4 Simple Steps for an Effective Small Business Strategic Plan

Skip the overkill of most strategic planning to focus on where you are going and how you are going to get there. You only need enough detail to make the right decisions.

Did you ever notice that both strategic planning retreats and horror movies are stories about a group of people trapped in a cabin in the woods where they are slowly dying? There’s a lot of overkill in most strategic planning.  You don’t have the time or resources to waste on complex strategic planning.  What you need is a strategic planning process that fits your business.

Small business strategic planning doesn’t have to be complex.  The definition of strategic planning is determining where you’re going and how you’re going to get there. That’s really all there is to it.

What makes your strategic plan effective is how it helps you make the right decisions. Your strategic plan sets the boundaries and guidelines for all your tactical decisions. It’s your criteria for success.

Let’s break that down into concrete steps. You can do it in four steps:

Strategic Planning for Small Businesses

  1. Purpose – Why do you own this company?


  2. Vision and mission – Where are you going, and how are you going to get there?


  3. SWOT – What is your current reality?


  4. Three-year priorities, one-year goals, quarterly objectives – How will you get from your current reality to your vision?


Here’s how it looks visually:

I’ll walk you through each step.

Purpose: Why Do You Own This Company?

As a small business owner, the purpose of your business starts with your purpose for your life.  That sets the direction so you don’t get lost. Strategic planning for your company begins with your personal aspirations and plans. 

You own your company to serve you and not for you to serve your company.  This is not at the exclusion of serving your customers or employees. I explain in How Does Value Creation Lead to Business Success? how you get value when you give value. Your business will only succeed if you provide great value to both your customers and employees.

If you don’t define what you want, your company will wander until you wake up one morning and realize you are working for a company you hate – and it’s your company.

Before you write that off as impractical fluff, let me give you some specific, very practical examples of what I mean:

• Are you building this business to own for a long time, or are you maximizing value in the shorter term to build it for sale? You make totally different infrastructure investments and tax planning depending on your answer.
• Do you want to maximize your earnings, or do you want a company that gives you time and cash for pursuits outside the business?
• Do you want total control of your company, or do you want partners that can provide experience, cash, or other resources?

Every business has to ask, “What do the owners want?” and then deliver on that.  Companies that don’t either fail or are sold because they didn’t deliver what the owners wanted. 

How do you clarify your purpose?  I wrote an article titled “Business Goals Move You From Distraction to Direction” that walks you step-by-step on how to do this.

This doesn’t need to be complicated.  You just need to be clear about the one or two main things you want from your company based on your plan for your life.

This may mean defining what you want from a financial planning perspective.  It may mean defining how much time you want to spend in the company.  You may get a high amount of satisfaction from your clients, your employees, or what your company does for your community.
******
DIRECTIVES.
1) Reproduce the passage from the strategic planning text word for word, starting with "Here’s how it" and going on through "customers and employees.".
2) Extend the small business strategic planning text, picking up right after its final sentence.
These rows play no part in the tasks and can be left aside.

ENTRIES.
******
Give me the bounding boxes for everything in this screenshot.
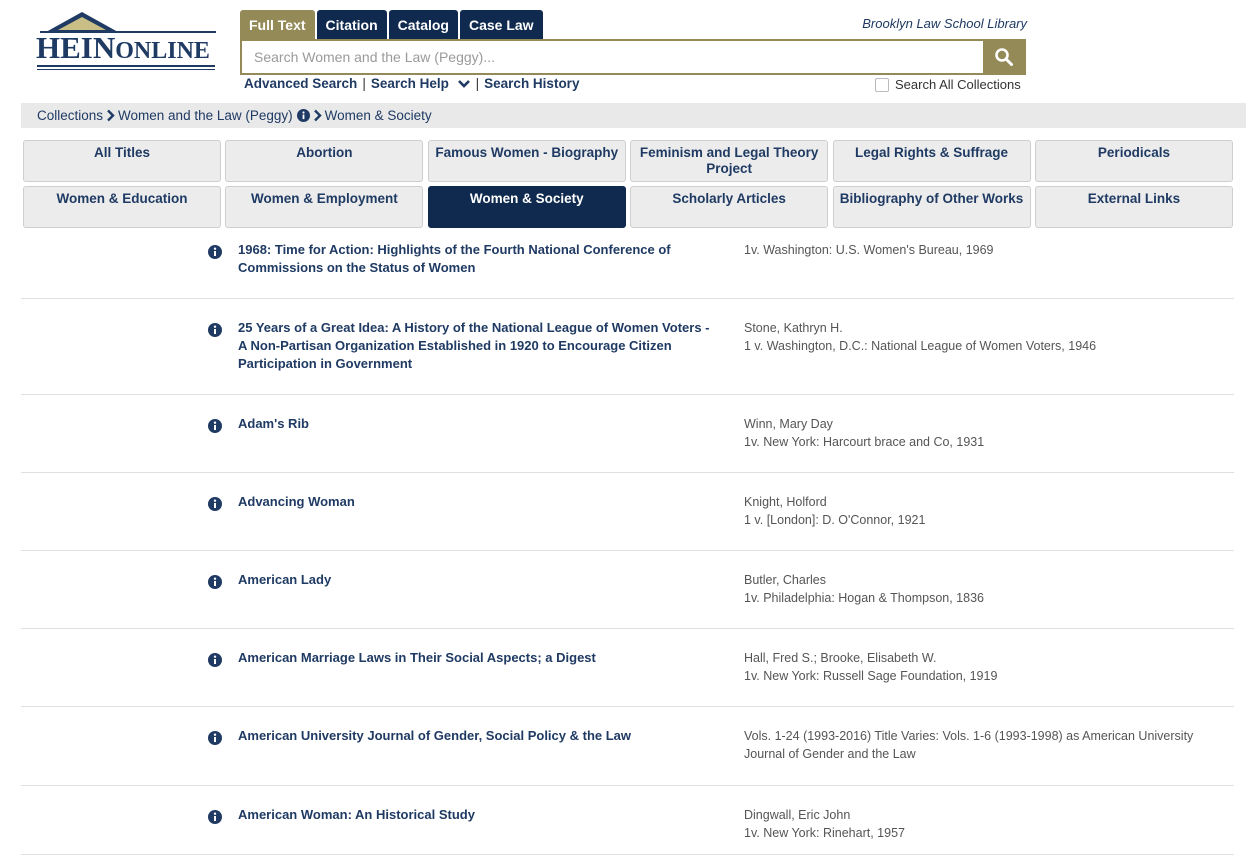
logo-wordmark: HEINONLINE [36,30,210,65]
info-icon[interactable] [296,109,310,122]
category-grid: All Titles Abortion Famous Women - Biogr… [23,140,1233,228]
tab-full-text[interactable]: Full Text [240,10,315,39]
title-publication: 1v. Washington: U.S. Women's Bureau, 196… [744,243,994,257]
title-link[interactable]: American Lady [238,571,718,589]
title-publication: 1 v. [London]: D. O'Connor, 1921 [744,513,926,527]
category-abortion[interactable]: Abortion [225,140,424,182]
title-author: Knight, Holford [744,495,827,509]
category-scholarly-articles[interactable]: Scholarly Articles [630,186,829,228]
title-meta: Butler, Charles 1v. Philadelphia: Hogan … [744,571,1224,607]
category-women-employment[interactable]: Women & Employment [225,186,424,228]
title-meta: Hall, Fred S.; Brooke, Elisabeth W. 1v. … [744,649,1224,685]
link-separator: | [362,76,366,91]
title-link[interactable]: Advancing Woman [238,493,718,511]
link-separator: | [475,76,480,91]
title-meta: 1v. Washington: U.S. Women's Bureau, 196… [744,241,1224,259]
breadcrumb-current[interactable]: Women & Society [325,108,432,123]
title-author: Stone, Kathryn H. [744,321,843,335]
title-link[interactable]: Adam's Rib [238,415,718,433]
logo-rule-thin [37,69,215,70]
tab-citation[interactable]: Citation [316,10,387,39]
breadcrumb: Collections Women and the Law (Peggy) Wo… [21,103,1246,128]
list-item: 25 Years of a Great Idea: A History of t… [21,299,1234,395]
category-women-society[interactable]: Women & Society [427,186,626,228]
info-icon[interactable] [208,497,222,516]
heinonline-logo[interactable]: HEINONLINE [36,10,220,74]
title-author: Winn, Mary Day [744,417,833,431]
title-link[interactable]: American Woman: An Historical Study [238,806,718,824]
title-link[interactable]: American University Journal of Gender, S… [238,727,718,745]
list-item: Advancing Woman Knight, Holford 1 v. [Lo… [21,473,1234,551]
title-author: Dingwall, Eric John [744,808,851,822]
list-item: American Woman: An Historical Study Ding… [21,786,1234,855]
chevron-right-icon [106,109,115,122]
tab-catalog[interactable]: Catalog [388,10,458,39]
category-all-titles[interactable]: All Titles [23,140,221,182]
search-bar [240,39,1026,75]
chevron-down-icon [457,80,470,89]
title-link[interactable]: American Marriage Laws in Their Social A… [238,649,718,667]
category-external-links[interactable]: External Links [1034,186,1233,228]
search-type-tabs: Full Text Citation Catalog Case Law [240,10,543,39]
chevron-right-icon [313,109,322,122]
title-publication: 1v. Philadelphia: Hogan & Thompson, 1836 [744,591,984,605]
title-author: Hall, Fred S.; Brooke, Elisabeth W. [744,651,937,665]
category-bibliography[interactable]: Bibliography of Other Works [832,186,1031,228]
info-icon[interactable] [208,653,222,672]
title-list: 1968: Time for Action: Highlights of the… [21,232,1234,855]
title-meta: Winn, Mary Day 1v. New York: Harcourt br… [744,415,1224,451]
category-legal-rights-suffrage[interactable]: Legal Rights & Suffrage [832,140,1031,182]
list-item: American University Journal of Gender, S… [21,707,1234,786]
search-button[interactable] [983,41,1024,73]
title-publication: 1v. New York: Harcourt brace and Co, 193… [744,435,985,449]
info-icon[interactable] [208,575,222,594]
search-history-link[interactable]: Search History [484,76,579,91]
list-item: 1968: Time for Action: Highlights of the… [21,232,1234,299]
title-author: Butler, Charles [744,573,826,587]
breadcrumb-women-and-the-law[interactable]: Women and the Law (Peggy) [118,108,293,123]
title-meta: Stone, Kathryn H. 1 v. Washington, D.C.:… [744,319,1224,355]
search-input[interactable] [242,41,983,73]
search-help-link[interactable]: Search Help [371,76,471,91]
search-links: Advanced Search | Search Help | Search H… [244,76,579,91]
tab-case-law[interactable]: Case Law [459,10,543,39]
search-icon [994,48,1013,66]
list-item: Adam's Rib Winn, Mary Day 1v. New York: … [21,395,1234,473]
title-publication: 1v. New York: Rinehart, 1957 [744,826,905,840]
search-all-collections[interactable]: Search All Collections [875,77,1021,92]
title-link[interactable]: 1968: Time for Action: Highlights of the… [238,241,718,277]
library-name: Brooklyn Law School Library [862,16,1027,31]
logo-rule [37,65,215,67]
title-holdings: Vols. 1-24 (1993-2016) Title Varies: Vol… [744,729,1194,761]
title-link[interactable]: 25 Years of a Great Idea: A History of t… [238,319,718,373]
advanced-search-link[interactable]: Advanced Search [244,76,357,91]
list-item: American Marriage Laws in Their Social A… [21,629,1234,707]
info-icon[interactable] [208,810,222,829]
category-women-education[interactable]: Women & Education [23,186,221,228]
info-icon[interactable] [208,731,222,750]
search-all-label: Search All Collections [895,77,1021,92]
category-famous-women[interactable]: Famous Women - Biography [427,140,626,182]
title-meta: Knight, Holford 1 v. [London]: D. O'Conn… [744,493,1224,529]
breadcrumb-collections[interactable]: Collections [37,108,103,123]
title-publication: 1v. New York: Russell Sage Foundation, 1… [744,669,998,683]
info-icon[interactable] [208,245,222,264]
title-publication: 1 v. Washington, D.C.: National League o… [744,339,1097,353]
title-meta: Vols. 1-24 (1993-2016) Title Varies: Vol… [744,727,1224,763]
list-item: American Lady Butler, Charles 1v. Philad… [21,551,1234,629]
category-periodicals[interactable]: Periodicals [1034,140,1233,182]
info-icon[interactable] [208,323,222,342]
category-feminism-legal-theory[interactable]: Feminism and Legal Theory Project [630,140,829,182]
search-all-checkbox[interactable] [875,77,889,92]
info-icon[interactable] [208,419,222,438]
title-meta: Dingwall, Eric John 1v. New York: Rineha… [744,806,1224,842]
******
ANSWERS TO THE EXERCISE.
1)
Here’s how it looks visually:

I’ll walk you through each step.

Purpose: Why Do You Own This Company?

As a small business owner, the purpose of your business starts with your purpose for your life.  That sets the direction so you don’t get lost. Strategic planning for your company begins with your personal aspirations and plans. 

You own your company to serve you and not for you to serve your company.  This is not at the exclusion of serving your customers or employees. I explain in How Does Value Creation Lead to Business Success? how you get value when you give value. Your business will only succeed if you provide great value to both your customers and employees.

2)
Vision and Mission: Where Are You Going and How are You Going to Get There?

Trail that forks into two trails
Image by James Wheeler on Pexels

Large companies can spend countless hours and dollars developing vision and mission statements.  My guess is that you already have a decent idea of where you want your business to go and how you’re going to get there.  If that’s the case, building a vision and mission statement is easy.

A vision statement is a short summary of what you want your company to look like in 5-10 years. It explains how your company will support your personal aspirations.  A mission statement is a short summary of how your company will achieve that vision. Specifically, it states who your company serves and what it does for them.

Having a clear vision and mission:

  • Defines the future direction of the business
  • Guides strategic planning, budgeting, and decision-making.
  • Inspires employees
  • Focuses everyone on one common big goal
  • Stretches the company beyond its current capabilities
  • Defines expectations of employees
  • Clarifies how the company will support the owner’s personal aspirations
  • Clarifies the purpose of your company so that you can clearly communicate it to customers and employees.
  • Provides focus for the company.

This will lead to:

  • Higher productivity
  • Improved employee morale and lower turnover
  • Easier recruitment of new employees that are the right fit for your company
  • Easier and more efficient planning
  • Less conflict in strategy and execution
  • More effective and efficient marketing

Do you, your customers, and your employees clearly know the goal of your company (i.e., where it’s headed) and how you are going to get there?  That’s what a mission and a vision statement provide. You may have never considered how powerful that would be for marketing to customers and to guide employees. I go into this more in my article titled How Does Value Creation Lead to Business Success?.

Here’s an example of a vision and mission statement from Southwest Airlines:

  • Vision statement: To become the world’s most loved, most flown, and most profitable airline.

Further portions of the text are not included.